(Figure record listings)

__________

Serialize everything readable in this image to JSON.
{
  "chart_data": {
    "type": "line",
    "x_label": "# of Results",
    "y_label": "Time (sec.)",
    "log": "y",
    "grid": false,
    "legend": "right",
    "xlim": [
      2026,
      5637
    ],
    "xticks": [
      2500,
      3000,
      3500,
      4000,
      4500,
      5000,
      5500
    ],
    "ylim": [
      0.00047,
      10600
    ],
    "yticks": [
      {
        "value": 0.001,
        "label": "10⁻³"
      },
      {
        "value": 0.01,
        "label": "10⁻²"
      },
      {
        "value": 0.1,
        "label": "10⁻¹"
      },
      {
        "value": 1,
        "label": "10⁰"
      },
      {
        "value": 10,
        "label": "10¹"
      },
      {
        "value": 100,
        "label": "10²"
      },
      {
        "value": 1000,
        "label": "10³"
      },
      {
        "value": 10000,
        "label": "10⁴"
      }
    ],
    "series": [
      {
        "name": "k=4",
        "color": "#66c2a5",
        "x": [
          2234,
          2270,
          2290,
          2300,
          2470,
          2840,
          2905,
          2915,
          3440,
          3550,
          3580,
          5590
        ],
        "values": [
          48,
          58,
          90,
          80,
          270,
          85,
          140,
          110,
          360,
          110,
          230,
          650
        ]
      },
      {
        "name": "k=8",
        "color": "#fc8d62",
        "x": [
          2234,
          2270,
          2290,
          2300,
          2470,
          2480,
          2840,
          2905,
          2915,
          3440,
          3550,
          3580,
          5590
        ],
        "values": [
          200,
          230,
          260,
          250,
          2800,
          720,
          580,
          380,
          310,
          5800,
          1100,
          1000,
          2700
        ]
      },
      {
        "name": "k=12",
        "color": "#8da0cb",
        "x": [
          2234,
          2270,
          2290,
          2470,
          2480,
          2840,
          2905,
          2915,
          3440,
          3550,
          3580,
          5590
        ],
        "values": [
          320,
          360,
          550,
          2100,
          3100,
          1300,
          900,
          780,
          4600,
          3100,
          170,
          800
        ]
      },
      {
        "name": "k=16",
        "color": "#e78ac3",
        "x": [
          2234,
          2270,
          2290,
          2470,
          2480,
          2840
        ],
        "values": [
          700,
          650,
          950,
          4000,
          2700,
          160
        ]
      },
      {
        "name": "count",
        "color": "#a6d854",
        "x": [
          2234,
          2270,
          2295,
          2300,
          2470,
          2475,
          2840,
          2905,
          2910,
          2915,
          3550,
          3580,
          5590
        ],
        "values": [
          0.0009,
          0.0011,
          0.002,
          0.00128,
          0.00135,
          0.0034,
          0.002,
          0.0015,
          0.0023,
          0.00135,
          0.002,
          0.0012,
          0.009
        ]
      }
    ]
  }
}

__________

REQUIRED WORK ▸ Pull out each line of the listing that holds the string "color".

SOLUTION FOR THIS EXERCISE ▸
        "color": "#66c2a5",
        "color": "#fc8d62",
        "color": "#8da0cb",
        "color": "#e78ac3",
        "color": "#a6d854",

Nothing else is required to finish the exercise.